Problem: Every record must appear in your copy exactly as written, with no pictures.

# # # # #

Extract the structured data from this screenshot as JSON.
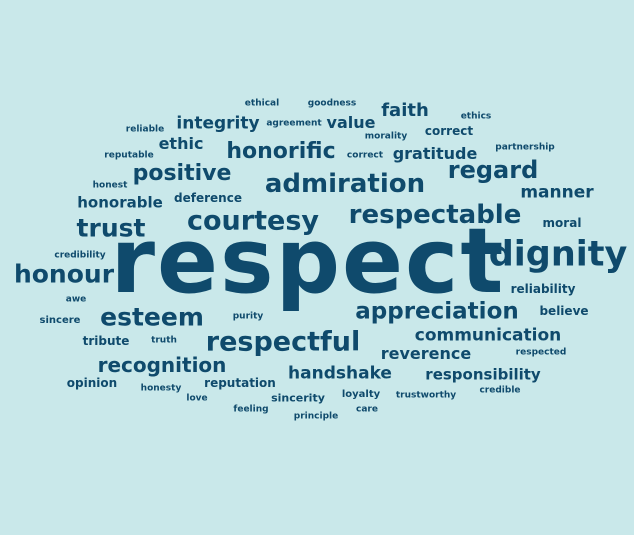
{
  "colors": {
    "background": "#c9e8ea",
    "text": "#0f4a6c"
  },
  "cloud": {
    "w": {
      "respect": "respect",
      "dignity": "dignity",
      "honour": "honour",
      "courtesy": "courtesy",
      "respectable": "respectable",
      "admiration": "admiration",
      "respectful": "respectful",
      "appreciation": "appreciation",
      "esteem": "esteem",
      "trust": "trust",
      "regard": "regard",
      "honorific": "honorific",
      "positive": "positive",
      "recognition": "recognition",
      "integrity": "integrity",
      "faith": "faith",
      "value": "value",
      "manner": "manner",
      "communication": "communication",
      "handshake": "handshake",
      "reverence": "reverence",
      "responsibility": "responsibility",
      "honorable": "honorable",
      "ethic": "ethic",
      "gratitude": "gratitude",
      "deference": "deference",
      "reputation": "reputation",
      "opinion": "opinion",
      "reliability": "reliability",
      "believe": "believe",
      "moral": "moral",
      "correct": "correct",
      "tribute": "tribute",
      "sincerity": "sincerity",
      "loyalty": "loyalty",
      "ethical": "ethical",
      "goodness": "goodness",
      "ethics": "ethics",
      "reliable": "reliable",
      "agreement": "agreement",
      "morality": "morality",
      "correct_small": "correct",
      "partnership": "partnership",
      "reputable": "reputable",
      "honest": "honest",
      "credibility": "credibility",
      "awe": "awe",
      "sincere": "sincere",
      "purity": "purity",
      "truth": "truth",
      "honesty": "honesty",
      "love": "love",
      "feeling": "feeling",
      "principle": "principle",
      "care": "care",
      "trustworthy": "trustworthy",
      "credible": "credible",
      "respected": "respected"
    }
  }
}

# # # # #

Correct output:
Extract the structured data from this screenshot as JSON.
{
  "colors": {
    "background": "#c9e8ea",
    "text": "#0f4a6c"
  },
  "cloud": {
    "w": {
      "respect": "respect",
      "dignity": "dignity",
      "honour": "honour",
      "courtesy": "courtesy",
      "respectable": "respectable",
      "admiration": "admiration",
      "respectful": "respectful",
      "appreciation": "appreciation",
      "esteem": "esteem",
      "trust": "trust",
      "regard": "regard",
      "honorific": "honorific",
      "positive": "positive",
      "recognition": "recognition",
      "integrity": "integrity",
      "faith": "faith",
      "value": "value",
      "manner": "manner",
      "communication": "communication",
      "handshake": "handshake",
      "reverence": "reverence",
      "responsibility": "responsibility",
      "honorable": "honorable",
      "ethic": "ethic",
      "gratitude": "gratitude",
      "deference": "deference",
      "reputation": "reputation",
      "opinion": "opinion",
      "reliability": "reliability",
      "believe": "believe",
      "moral": "moral",
      "correct": "correct",
      "tribute": "tribute",
      "sincerity": "sincerity",
      "loyalty": "loyalty",
      "ethical": "ethical",
      "goodness": "goodness",
      "ethics": "ethics",
      "reliable": "reliable",
      "agreement": "agreement",
      "morality": "morality",
      "correct_small": "correct",
      "partnership": "partnership",
      "reputable": "reputable",
      "honest": "honest",
      "credibility": "credibility",
      "awe": "awe",
      "sincere": "sincere",
      "purity": "purity",
      "truth": "truth",
      "honesty": "honesty",
      "love": "love",
      "feeling": "feeling",
      "principle": "principle",
      "care": "care",
      "trustworthy": "trustworthy",
      "credible": "credible",
      "respected": "respected"
    }
  }
}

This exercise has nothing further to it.